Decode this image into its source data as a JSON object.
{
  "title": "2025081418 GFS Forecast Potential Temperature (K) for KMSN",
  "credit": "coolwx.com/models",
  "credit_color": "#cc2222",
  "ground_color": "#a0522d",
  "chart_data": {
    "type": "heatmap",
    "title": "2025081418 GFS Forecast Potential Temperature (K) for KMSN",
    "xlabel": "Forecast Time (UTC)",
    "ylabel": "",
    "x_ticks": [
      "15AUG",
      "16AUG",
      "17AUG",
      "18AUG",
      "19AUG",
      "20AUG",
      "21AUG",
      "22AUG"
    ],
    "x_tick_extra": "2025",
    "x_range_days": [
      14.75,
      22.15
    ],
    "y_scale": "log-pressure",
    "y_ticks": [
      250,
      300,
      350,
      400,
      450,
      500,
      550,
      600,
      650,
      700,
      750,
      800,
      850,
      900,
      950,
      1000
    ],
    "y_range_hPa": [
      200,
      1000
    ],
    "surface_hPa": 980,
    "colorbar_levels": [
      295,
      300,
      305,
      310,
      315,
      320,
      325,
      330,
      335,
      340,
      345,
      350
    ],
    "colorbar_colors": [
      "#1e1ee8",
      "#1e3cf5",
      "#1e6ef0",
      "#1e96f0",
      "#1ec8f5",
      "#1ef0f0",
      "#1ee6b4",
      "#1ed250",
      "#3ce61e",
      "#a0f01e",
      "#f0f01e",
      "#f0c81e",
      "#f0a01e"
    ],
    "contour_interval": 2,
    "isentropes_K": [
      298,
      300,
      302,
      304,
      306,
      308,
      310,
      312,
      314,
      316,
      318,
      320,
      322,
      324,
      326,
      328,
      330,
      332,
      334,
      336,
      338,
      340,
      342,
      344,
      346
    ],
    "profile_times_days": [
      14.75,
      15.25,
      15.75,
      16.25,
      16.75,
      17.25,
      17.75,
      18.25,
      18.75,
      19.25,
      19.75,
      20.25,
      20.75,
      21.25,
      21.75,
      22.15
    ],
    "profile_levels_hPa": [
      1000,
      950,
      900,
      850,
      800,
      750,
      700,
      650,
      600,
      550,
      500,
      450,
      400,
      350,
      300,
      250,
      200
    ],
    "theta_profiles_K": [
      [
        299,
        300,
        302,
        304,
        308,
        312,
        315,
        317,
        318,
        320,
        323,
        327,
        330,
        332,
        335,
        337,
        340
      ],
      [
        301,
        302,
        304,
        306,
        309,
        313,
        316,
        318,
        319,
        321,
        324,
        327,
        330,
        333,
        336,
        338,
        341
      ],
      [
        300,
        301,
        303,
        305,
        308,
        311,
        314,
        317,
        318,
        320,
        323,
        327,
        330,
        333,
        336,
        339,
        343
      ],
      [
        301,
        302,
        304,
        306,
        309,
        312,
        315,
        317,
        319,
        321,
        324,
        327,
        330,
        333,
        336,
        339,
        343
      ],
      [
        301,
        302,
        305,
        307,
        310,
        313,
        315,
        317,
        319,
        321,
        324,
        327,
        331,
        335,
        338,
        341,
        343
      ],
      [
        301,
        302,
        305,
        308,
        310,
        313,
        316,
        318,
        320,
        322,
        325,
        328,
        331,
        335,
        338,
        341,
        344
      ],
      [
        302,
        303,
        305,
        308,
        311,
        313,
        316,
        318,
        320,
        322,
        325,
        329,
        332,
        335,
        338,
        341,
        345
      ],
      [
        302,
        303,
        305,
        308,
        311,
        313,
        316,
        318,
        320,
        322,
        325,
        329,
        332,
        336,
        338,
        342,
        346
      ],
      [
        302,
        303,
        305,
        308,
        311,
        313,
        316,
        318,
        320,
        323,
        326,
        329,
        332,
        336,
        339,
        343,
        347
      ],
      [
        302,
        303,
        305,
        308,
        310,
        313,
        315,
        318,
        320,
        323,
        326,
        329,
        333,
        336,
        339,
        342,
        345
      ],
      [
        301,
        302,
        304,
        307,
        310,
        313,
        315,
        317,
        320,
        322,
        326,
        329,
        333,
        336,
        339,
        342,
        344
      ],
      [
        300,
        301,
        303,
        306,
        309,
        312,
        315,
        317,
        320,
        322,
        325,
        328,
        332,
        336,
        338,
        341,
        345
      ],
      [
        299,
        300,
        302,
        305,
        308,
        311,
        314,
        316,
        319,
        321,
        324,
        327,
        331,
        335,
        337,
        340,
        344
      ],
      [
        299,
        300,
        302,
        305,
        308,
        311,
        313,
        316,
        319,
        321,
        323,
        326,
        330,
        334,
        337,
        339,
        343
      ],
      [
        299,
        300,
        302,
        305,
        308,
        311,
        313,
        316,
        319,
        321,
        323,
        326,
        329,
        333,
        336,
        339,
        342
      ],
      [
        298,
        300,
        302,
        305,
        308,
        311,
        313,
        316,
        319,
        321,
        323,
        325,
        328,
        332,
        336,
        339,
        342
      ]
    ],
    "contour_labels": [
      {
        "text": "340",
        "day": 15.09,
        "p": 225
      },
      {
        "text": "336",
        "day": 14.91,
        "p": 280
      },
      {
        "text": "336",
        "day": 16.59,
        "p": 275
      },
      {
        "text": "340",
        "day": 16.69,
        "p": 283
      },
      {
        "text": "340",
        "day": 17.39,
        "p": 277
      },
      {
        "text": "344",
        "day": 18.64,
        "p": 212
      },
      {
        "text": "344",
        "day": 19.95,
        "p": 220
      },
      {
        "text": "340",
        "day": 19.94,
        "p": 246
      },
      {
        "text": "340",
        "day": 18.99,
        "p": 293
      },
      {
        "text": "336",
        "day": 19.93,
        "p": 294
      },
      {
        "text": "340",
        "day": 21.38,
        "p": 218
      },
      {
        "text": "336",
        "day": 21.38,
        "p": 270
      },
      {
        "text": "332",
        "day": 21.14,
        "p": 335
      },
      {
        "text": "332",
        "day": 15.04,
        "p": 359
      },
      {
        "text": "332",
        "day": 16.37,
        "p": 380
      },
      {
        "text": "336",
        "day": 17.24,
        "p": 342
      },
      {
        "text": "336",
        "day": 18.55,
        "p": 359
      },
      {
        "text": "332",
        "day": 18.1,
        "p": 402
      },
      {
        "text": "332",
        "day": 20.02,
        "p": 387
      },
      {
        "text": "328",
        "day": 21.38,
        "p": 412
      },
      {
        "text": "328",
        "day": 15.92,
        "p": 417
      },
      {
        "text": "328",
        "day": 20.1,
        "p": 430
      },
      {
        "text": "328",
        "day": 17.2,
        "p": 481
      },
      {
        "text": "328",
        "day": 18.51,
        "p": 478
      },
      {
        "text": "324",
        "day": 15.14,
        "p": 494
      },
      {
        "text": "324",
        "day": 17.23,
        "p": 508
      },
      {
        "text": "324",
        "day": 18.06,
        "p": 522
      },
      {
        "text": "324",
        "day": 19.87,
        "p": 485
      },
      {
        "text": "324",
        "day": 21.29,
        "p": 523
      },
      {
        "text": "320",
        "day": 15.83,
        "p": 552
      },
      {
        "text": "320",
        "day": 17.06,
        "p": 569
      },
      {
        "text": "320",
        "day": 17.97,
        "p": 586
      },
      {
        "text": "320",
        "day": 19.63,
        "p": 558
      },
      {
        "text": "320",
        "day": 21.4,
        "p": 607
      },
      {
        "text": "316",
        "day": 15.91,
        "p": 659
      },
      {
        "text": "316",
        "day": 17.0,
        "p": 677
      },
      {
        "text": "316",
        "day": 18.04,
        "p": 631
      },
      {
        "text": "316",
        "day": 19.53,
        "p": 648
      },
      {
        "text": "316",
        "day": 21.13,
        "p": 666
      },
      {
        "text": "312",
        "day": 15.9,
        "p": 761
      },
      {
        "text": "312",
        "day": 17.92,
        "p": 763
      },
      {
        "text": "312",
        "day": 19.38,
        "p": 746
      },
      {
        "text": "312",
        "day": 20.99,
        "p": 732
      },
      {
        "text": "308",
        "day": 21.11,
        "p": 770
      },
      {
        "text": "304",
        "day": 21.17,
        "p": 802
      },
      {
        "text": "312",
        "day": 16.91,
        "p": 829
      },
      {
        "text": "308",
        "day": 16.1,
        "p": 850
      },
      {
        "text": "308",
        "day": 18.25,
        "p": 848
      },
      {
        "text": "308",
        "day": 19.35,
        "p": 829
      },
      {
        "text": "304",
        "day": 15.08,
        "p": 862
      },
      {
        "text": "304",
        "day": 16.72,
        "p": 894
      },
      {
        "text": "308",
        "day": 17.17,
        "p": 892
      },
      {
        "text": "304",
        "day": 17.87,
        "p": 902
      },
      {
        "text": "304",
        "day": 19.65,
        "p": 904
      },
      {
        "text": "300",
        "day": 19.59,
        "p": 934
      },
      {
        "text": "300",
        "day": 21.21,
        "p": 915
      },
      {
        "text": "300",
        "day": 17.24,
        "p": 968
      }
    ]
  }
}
▬▬▬▬▬▬▬▬▬▬
### TASK DESCRIPTION
Each line that has the word "Forecast" should be copied.

### THE RESPONSE
  "title": "2025081418 GFS Forecast Potential Temperature (K) for KMSN",
    "title": "2025081418 GFS Forecast Potential Temperature (K) for KMSN",
    "xlabel": "Forecast Time (UTC)",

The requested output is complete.